--- Start ---

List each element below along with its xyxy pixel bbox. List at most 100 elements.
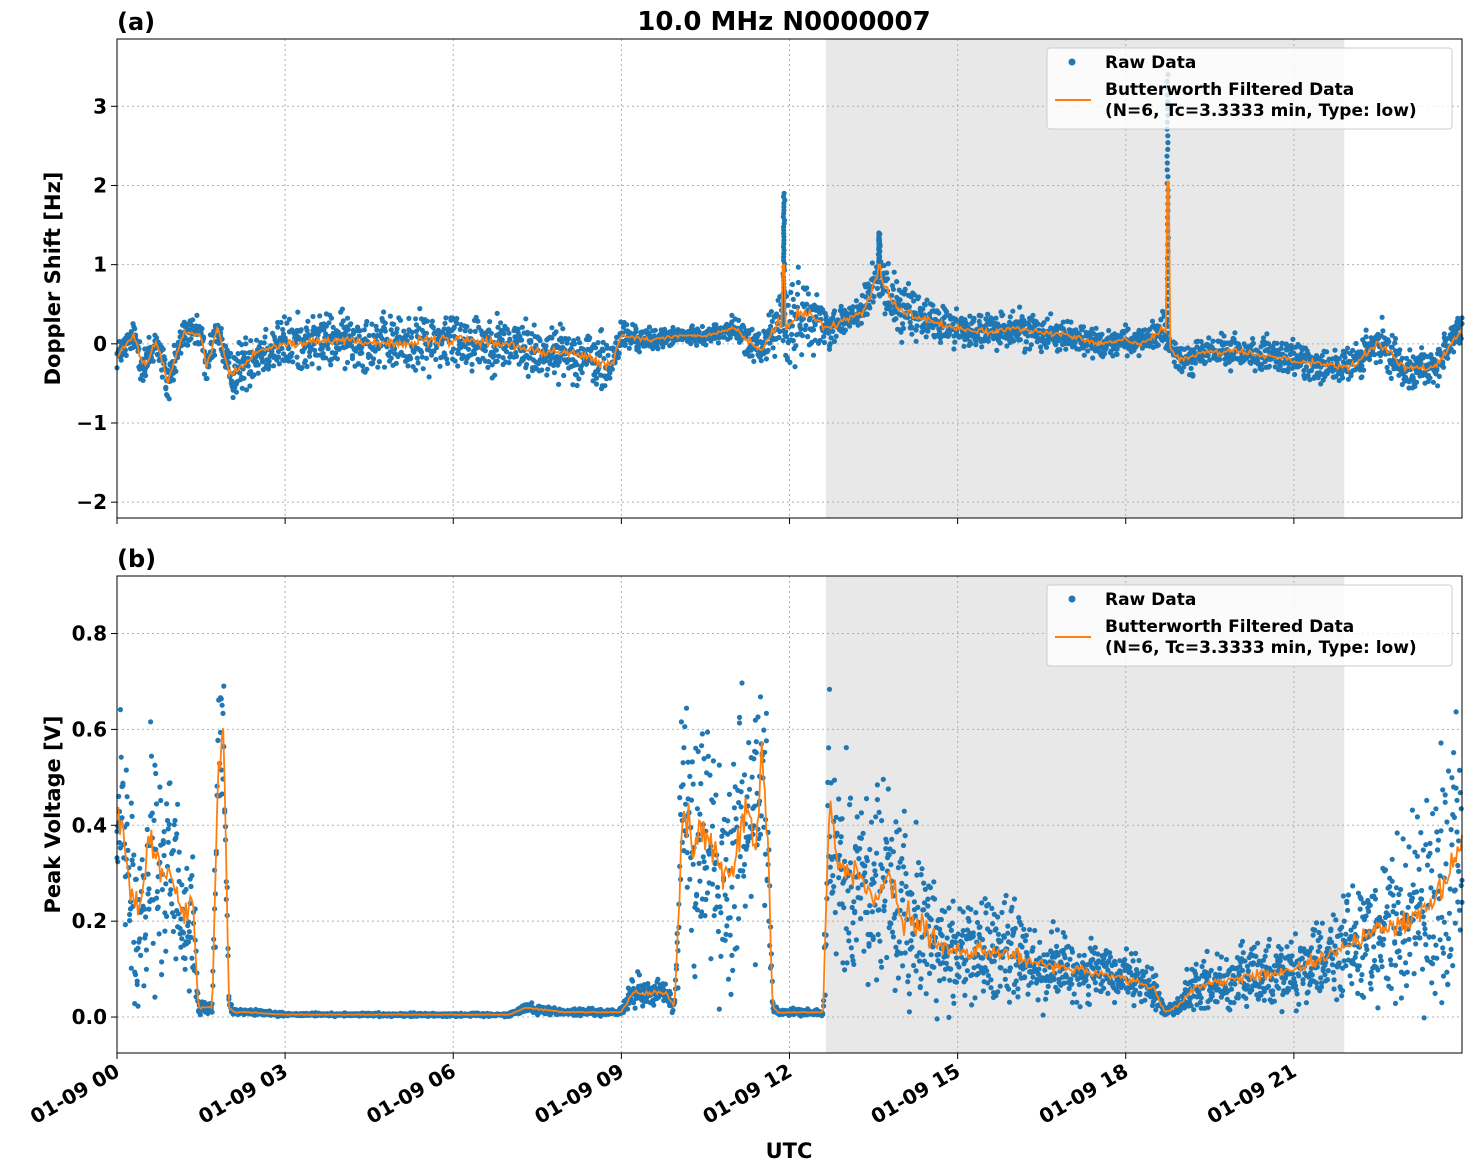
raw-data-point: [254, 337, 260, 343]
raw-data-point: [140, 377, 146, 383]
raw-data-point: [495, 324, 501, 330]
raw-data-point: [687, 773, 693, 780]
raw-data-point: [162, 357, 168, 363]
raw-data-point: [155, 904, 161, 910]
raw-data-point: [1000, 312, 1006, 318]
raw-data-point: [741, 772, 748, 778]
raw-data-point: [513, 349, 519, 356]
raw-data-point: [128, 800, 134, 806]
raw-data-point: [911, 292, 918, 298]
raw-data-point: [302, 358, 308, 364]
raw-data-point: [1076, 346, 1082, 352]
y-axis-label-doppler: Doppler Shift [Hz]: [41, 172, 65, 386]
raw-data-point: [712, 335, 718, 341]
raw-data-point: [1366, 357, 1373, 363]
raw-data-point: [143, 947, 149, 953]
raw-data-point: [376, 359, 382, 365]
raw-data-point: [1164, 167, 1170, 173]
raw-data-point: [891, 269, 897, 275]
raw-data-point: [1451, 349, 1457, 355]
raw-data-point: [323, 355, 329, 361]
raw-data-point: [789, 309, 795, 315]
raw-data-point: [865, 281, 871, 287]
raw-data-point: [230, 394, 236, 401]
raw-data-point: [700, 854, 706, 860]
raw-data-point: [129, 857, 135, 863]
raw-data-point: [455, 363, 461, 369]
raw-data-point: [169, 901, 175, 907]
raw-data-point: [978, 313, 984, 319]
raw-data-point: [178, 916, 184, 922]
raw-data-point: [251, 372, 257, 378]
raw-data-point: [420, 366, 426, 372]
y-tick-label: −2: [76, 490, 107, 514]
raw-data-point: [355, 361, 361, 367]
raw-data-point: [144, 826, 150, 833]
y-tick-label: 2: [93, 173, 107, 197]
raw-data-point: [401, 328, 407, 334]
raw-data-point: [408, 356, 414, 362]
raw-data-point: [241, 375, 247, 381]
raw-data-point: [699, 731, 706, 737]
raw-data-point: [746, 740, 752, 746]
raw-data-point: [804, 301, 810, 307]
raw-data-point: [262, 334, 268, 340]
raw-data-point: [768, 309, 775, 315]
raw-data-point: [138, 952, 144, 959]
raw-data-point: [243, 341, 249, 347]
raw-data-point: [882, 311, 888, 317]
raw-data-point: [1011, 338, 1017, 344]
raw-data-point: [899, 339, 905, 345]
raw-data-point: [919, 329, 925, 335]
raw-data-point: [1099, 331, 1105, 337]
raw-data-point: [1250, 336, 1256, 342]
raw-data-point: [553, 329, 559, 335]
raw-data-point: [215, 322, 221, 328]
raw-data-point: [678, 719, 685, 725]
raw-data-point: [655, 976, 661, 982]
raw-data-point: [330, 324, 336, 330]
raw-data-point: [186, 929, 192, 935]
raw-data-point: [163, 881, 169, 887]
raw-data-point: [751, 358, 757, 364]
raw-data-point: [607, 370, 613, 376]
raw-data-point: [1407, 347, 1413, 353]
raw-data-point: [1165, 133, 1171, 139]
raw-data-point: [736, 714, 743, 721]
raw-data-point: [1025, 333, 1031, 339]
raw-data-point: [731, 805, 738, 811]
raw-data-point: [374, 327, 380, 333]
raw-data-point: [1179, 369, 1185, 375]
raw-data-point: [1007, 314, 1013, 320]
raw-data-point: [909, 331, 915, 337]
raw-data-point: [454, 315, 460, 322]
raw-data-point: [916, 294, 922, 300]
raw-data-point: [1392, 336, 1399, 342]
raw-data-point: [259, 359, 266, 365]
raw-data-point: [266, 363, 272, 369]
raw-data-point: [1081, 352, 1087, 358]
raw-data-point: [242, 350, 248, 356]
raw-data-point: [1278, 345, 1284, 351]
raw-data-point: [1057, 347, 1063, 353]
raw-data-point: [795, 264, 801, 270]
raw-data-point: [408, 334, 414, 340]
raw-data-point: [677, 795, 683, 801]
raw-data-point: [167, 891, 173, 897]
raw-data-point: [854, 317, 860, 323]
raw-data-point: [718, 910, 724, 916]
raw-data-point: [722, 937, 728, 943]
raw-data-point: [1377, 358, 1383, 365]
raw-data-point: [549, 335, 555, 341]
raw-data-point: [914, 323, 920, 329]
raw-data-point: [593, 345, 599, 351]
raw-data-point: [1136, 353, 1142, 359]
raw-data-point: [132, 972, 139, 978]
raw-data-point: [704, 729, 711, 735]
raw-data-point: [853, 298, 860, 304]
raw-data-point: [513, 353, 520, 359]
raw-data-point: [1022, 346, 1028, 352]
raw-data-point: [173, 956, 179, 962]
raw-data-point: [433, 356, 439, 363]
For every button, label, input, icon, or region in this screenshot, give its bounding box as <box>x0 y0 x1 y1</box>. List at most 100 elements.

--- End ---

## YOUR OBJECTIVE
Pull out every line of the data above that contains the word "most", copying each such line unchanged.

## THE COMPLETED TASK
List each element below along with its xyxy pixel bbox. List at most 100 elements.
For every button, label, input, icon, or region in this screenshot, give its bounding box as <box>x0 y0 x1 y1</box>. List at most 100 elements.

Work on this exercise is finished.